*EXTRAIT CHOISI*:
##############################
Nous avons partagé un toît pendant près de vingt ans mais aujourd'hui plus rien ne nous unit. Il y a ce sang dans nos veines, ces gênes et ce nom que l'on partage. Rien de plus. Des directions opposées, des morceaux éparpillés, des éléments qui ne s'emboîtent plus.
Cela fait des années que ma mère n'est plus que l'ombre d'elle-même. J'ai dépensé tant d'énergie à essayer de la faire revenir que je suis vide de sentiments pour elle. Je ne ressens rien de plus que ce goût amer lorsque j'entends ses mots s'emmêler de l'autre côté du combiné.
Cela fait des années que je me demande si un jour mon père réalisera que le temps a passé, que bien des évènements nous ont éloigné et que rien ne pourra jamais y changer.
Cela fait une année que ma soeur m'a fait sortir de sa vie. Sans préavis. Sans explication. Chaque jour qui passe je me demande comment nous en sommes arrivées là. Ce que je pensais être la plus belle des expériences à partager est devenu ce qui nous a séparées. Le poids des maux de l'enfance et des blessures secrètes a eu raison de cette complicité d'antan, de tout ce qu'il pouvait encore y avoir à échanger.
Cela fait des années que je m'interroge sur les raisons qui ont poussé mon frère à faire comme si je n'avais jamais existé. À essayer de comprendre ce qu'il porte en lui pour être à ce point indifférent.
Si seulement je pouvais vomir ce que j'essaye de digérer depuis tant d'années. Si seulement je n'avais pas été si naïve de croire qu'il pouvait en être autrement avec le temps.
Si seulement je n'étais pas à ce point idéaliste. Si si si...
J'ai la nausée rien que de remuer tous ces mots. Mais qu'est-ce que j'ai pu attendre pendant toutes ces années? Comment ai-je pu croire que le fait d'avoir ma propre famille
pouvait redonner du sens à nos liens?
Aujourd'hui je ne veux plus ruminer ce passé qui me pèse, je ne veux plus écouter-comprendre-excuser-supporter-accepter-tolérer. Je ne veux plus me rendre malade à chaque nouvel épisode, à chaque
nouvelle épreuve. Je ne veux plus rien attendre. Je n'attends plus rien car je n'ai plus rien à donner.
##############################
*JEU DE DONNÉES*:
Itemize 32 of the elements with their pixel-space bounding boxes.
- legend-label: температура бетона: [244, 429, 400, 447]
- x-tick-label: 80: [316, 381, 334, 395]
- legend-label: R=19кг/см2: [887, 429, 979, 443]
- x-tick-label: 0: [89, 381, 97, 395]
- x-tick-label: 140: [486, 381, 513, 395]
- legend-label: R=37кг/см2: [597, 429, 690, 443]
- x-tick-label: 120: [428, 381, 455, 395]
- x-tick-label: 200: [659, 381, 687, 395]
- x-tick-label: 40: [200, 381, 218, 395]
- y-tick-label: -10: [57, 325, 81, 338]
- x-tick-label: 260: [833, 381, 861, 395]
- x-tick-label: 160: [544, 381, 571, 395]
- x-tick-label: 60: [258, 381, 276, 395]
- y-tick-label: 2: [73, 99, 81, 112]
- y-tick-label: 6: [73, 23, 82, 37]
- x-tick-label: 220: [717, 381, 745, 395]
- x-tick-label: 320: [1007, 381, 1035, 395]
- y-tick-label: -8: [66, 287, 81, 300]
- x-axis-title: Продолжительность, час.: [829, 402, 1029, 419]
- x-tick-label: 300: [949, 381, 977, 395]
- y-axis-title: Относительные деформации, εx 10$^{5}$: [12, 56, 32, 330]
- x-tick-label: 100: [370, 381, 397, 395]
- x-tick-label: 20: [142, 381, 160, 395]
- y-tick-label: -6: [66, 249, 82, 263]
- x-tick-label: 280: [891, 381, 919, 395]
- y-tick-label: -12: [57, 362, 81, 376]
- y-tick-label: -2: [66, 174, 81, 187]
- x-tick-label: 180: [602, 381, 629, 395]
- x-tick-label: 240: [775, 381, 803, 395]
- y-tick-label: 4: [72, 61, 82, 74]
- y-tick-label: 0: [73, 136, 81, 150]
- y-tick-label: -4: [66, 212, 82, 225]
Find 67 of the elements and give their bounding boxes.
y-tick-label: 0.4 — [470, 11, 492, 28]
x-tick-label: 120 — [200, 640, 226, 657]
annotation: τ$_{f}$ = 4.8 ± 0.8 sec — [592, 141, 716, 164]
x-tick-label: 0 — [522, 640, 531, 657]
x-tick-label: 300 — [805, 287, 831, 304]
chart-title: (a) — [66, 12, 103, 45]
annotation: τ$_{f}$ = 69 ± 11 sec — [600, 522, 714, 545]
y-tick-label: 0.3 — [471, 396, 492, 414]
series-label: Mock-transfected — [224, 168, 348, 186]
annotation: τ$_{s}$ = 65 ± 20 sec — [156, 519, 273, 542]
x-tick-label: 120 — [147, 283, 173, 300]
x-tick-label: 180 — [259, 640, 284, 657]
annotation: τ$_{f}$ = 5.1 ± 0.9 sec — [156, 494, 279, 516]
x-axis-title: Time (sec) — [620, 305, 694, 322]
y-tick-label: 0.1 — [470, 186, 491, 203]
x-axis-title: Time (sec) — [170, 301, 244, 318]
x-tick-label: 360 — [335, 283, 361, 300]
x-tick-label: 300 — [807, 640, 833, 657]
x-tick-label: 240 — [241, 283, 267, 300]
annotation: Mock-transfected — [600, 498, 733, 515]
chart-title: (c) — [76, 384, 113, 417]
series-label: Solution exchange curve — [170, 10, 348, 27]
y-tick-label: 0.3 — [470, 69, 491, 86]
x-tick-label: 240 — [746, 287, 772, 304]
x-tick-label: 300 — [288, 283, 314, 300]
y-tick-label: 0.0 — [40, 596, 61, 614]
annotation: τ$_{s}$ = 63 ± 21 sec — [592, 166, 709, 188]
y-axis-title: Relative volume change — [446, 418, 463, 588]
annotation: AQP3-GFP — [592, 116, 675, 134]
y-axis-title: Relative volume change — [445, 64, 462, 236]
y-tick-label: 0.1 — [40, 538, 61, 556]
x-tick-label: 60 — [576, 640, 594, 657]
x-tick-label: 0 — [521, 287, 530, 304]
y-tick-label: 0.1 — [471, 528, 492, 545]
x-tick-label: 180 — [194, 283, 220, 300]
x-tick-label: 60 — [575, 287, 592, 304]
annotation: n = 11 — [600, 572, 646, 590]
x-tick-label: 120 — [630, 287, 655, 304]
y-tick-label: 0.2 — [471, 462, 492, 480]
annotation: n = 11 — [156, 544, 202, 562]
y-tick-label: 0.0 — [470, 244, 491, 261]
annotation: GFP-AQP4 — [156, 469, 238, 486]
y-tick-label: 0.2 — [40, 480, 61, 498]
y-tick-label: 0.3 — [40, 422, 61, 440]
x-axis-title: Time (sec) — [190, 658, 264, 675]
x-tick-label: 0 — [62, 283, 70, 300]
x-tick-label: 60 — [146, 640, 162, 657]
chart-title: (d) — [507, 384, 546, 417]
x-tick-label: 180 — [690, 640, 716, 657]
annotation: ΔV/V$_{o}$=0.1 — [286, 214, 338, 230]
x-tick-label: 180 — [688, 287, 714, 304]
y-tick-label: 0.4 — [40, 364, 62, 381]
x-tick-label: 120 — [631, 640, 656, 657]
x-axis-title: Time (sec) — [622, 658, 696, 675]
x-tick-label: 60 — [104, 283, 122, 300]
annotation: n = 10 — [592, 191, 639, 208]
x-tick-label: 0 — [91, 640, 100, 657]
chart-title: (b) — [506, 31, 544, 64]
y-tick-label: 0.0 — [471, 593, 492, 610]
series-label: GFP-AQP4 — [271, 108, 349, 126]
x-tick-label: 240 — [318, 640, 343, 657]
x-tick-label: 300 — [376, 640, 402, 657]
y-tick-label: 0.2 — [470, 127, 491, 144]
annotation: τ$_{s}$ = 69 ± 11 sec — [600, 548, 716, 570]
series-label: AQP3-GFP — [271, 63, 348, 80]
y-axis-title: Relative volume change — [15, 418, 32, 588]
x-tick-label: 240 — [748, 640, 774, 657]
##############################
*ACTIONS À EFFECTUER*:
1 - Réécris en tableau Markdown le passage des enregistrements qui va de leur début jusqu'à la ligne contenant « - y-tick-label: 2: [73, 99, 81, 112] », incluse. Utilise une colonne « N° » pour le numéro de rang et une colonne « Ligne » pour la ligne, sans les lignes vides.
2 - Poursuis l'extrait sur l'éloignement familial après sa dernière phrase.
L'extrait et les enregistrements forment deux ensembles sans lien entre eux.

*RÉSULTATS SUCCESSIFS*:
1 -
| N° | Ligne |
|---|---|
| 1 | Itemize 32 of the elements with their pixel-space bounding boxes. |
| 2 | - legend-label: температура бетона: [244, 429, 400, 447] |
| 3 | - x-tick-label: 80: [316, 381, 334, 395] |
| 4 | - legend-label: R=19кг/см2: [887, 429, 979, 443] |
| 5 | - x-tick-label: 0: [89, 381, 97, 395] |
| 6 | - x-tick-label: 140: [486, 381, 513, 395] |
| 7 | - legend-label: R=37кг/см2: [597, 429, 690, 443] |
| 8 | - x-tick-label: 120: [428, 381, 455, 395] |
| 9 | - x-tick-label: 200: [659, 381, 687, 395] |
| 10 | - x-tick-label: 40: [200, 381, 218, 395] |
| 11 | - y-tick-label: -10: [57, 325, 81, 338] |
| 12 | - x-tick-label: 260: [833, 381, 861, 395] |
| 13 | - x-tick-label: 160: [544, 381, 571, 395] |
| 14 | - x-tick-label: 60: [258, 381, 276, 395] |
| 15 | - y-tick-label: 2: [73, 99, 81, 112] |

2 -
Je rêvais de partager tant de choses encore. Opinions, expériences, souvenirs, plaisirs simples et rires d'enfants. À croire que j'étais la seule à espérer que cela puisse importer.
Aujourd'hui est le Hier de Demain. J'ai fait du tri dans mes priorités, j'ai mis de l'ordre et j'ai fait de la place pour de nouveaux souvenirs. J'ai fait disparaître ces images
qui ne servaient qu'à me rappeler combien rien ne semblait avoir compté. Je me suis servie de cette nausée pour tout évacuer, tout enfermer sur le papier. Il faut que j'arrive à tourner cette
page, à me débarrasser de ces liens toxiques et accepter. Accepter que rien de ce que je puisse faire pourra les faire changer.
Ma famille d'origine est décomposée, divisée mais moi je dois apprendre à construire une nouvelle famille autour de mes propres ruines. Une famille avec ces valeurs qui me
portent, ces détails qui peuvent changer le quotidien en succession de moments uniques. Tant qu'il y aura cette force indescriptible au fond de moi qui me poussera à partager ce qui compte
vraiment, je continuerai à avancer et à grandir pour vivre intensément.
***
"Rien n'est plus dangereux pour toi que ta famille, que ta chambre, que ton passé" [André Gide].